(Saved entries)
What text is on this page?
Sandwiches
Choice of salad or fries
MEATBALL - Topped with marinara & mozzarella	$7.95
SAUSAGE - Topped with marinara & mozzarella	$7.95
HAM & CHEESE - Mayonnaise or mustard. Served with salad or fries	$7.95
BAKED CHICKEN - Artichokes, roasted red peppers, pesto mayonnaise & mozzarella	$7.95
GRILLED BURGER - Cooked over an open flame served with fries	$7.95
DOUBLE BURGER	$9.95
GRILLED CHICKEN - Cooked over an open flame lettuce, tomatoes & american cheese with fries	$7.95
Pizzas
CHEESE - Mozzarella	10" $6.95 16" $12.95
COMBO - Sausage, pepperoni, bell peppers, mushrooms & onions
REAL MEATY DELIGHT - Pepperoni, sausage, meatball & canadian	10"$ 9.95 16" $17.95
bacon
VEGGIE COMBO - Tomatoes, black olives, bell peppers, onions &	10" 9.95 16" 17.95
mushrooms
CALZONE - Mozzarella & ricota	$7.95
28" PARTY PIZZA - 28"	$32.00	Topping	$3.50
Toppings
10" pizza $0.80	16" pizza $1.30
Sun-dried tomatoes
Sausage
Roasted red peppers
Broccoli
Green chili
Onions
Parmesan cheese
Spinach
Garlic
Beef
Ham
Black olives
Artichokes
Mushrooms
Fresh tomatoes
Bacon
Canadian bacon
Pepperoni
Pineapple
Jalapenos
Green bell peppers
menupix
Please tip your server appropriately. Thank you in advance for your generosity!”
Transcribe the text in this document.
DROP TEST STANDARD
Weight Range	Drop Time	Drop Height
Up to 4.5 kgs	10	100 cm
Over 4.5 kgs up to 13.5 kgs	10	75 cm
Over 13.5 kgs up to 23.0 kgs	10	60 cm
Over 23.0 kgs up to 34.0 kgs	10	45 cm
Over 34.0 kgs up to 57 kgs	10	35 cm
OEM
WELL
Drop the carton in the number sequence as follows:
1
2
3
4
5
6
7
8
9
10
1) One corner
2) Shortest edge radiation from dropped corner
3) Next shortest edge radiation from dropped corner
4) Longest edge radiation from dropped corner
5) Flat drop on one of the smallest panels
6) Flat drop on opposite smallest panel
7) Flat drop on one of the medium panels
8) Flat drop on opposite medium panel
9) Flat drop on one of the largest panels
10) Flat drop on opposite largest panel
...
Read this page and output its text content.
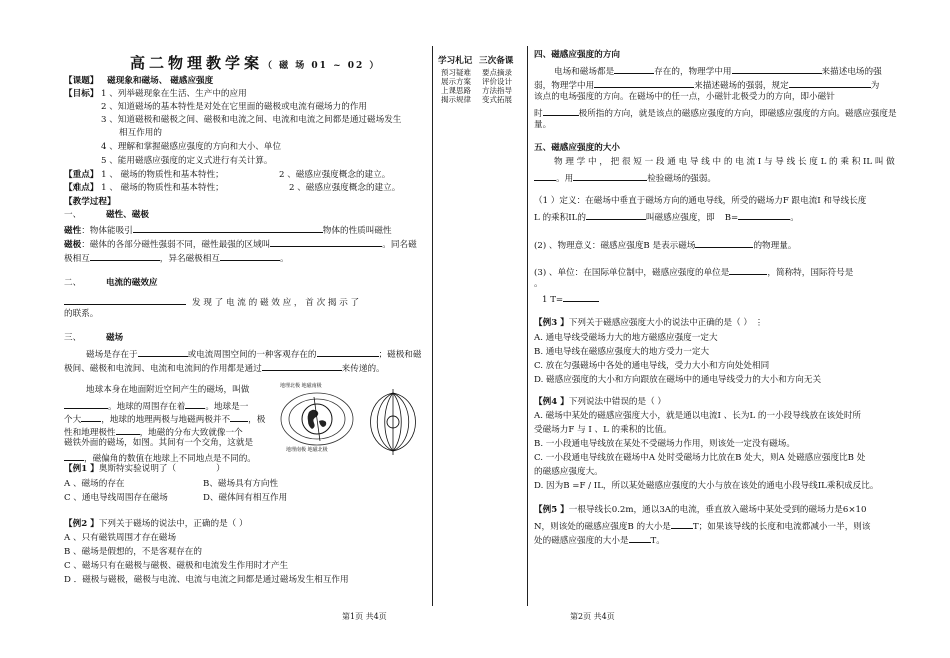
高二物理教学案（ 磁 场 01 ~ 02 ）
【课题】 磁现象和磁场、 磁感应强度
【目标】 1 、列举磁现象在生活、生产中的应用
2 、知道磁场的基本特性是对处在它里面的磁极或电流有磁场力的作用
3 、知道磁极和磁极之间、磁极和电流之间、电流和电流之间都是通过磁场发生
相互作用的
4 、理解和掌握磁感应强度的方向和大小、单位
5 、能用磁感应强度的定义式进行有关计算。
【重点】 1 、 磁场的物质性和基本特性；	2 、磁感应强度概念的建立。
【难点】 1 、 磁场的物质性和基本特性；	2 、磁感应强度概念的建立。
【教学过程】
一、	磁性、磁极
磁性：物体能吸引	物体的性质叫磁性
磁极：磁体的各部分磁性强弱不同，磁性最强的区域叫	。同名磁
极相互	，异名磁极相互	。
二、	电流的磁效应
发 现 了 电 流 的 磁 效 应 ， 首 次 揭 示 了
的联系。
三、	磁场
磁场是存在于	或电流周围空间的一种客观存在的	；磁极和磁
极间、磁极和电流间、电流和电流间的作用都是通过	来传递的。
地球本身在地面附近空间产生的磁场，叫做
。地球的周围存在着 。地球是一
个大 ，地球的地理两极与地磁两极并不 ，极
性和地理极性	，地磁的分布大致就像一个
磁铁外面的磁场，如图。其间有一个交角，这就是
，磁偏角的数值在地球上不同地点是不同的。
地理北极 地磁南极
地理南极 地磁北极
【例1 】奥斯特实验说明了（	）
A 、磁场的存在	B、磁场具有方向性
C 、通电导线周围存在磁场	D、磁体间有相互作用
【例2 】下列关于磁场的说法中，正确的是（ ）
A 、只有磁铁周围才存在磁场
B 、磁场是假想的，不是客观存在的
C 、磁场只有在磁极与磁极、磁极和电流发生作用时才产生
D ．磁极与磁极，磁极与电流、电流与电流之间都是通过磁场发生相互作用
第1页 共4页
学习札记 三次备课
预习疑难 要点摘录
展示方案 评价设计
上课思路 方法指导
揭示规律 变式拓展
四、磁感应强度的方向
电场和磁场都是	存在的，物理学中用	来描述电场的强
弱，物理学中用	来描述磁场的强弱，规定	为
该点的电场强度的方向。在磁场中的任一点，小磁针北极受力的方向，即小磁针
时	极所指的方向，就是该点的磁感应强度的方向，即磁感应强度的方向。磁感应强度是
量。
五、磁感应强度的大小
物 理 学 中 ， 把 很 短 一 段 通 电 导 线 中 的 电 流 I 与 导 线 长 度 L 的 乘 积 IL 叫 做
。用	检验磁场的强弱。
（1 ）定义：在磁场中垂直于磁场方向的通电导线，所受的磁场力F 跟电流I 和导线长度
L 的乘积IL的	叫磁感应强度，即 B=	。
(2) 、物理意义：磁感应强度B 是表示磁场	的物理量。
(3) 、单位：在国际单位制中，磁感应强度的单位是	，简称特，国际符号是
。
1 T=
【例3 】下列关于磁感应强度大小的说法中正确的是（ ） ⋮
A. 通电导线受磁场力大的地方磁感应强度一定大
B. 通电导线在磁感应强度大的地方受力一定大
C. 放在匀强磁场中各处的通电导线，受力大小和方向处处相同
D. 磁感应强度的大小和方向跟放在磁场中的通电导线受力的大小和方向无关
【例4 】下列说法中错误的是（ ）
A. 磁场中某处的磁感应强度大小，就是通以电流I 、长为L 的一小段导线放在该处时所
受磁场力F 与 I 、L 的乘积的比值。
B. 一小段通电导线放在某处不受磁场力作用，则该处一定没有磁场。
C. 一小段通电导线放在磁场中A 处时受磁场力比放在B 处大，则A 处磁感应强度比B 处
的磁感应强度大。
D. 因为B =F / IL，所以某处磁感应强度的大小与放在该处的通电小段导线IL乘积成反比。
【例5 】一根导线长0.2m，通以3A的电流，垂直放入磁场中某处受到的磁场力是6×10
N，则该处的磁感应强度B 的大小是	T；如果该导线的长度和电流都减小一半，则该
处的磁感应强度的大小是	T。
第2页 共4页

STATED PROBLEM:
Take every line containing the word "Flat" and copy it.

FINAL RESULT:
5) Flat drop on one of the smallest panels
6) Flat drop on opposite smallest panel
7) Flat drop on one of the medium panels
8) Flat drop on opposite medium panel
9) Flat drop on one of the largest panels
10) Flat drop on opposite largest panel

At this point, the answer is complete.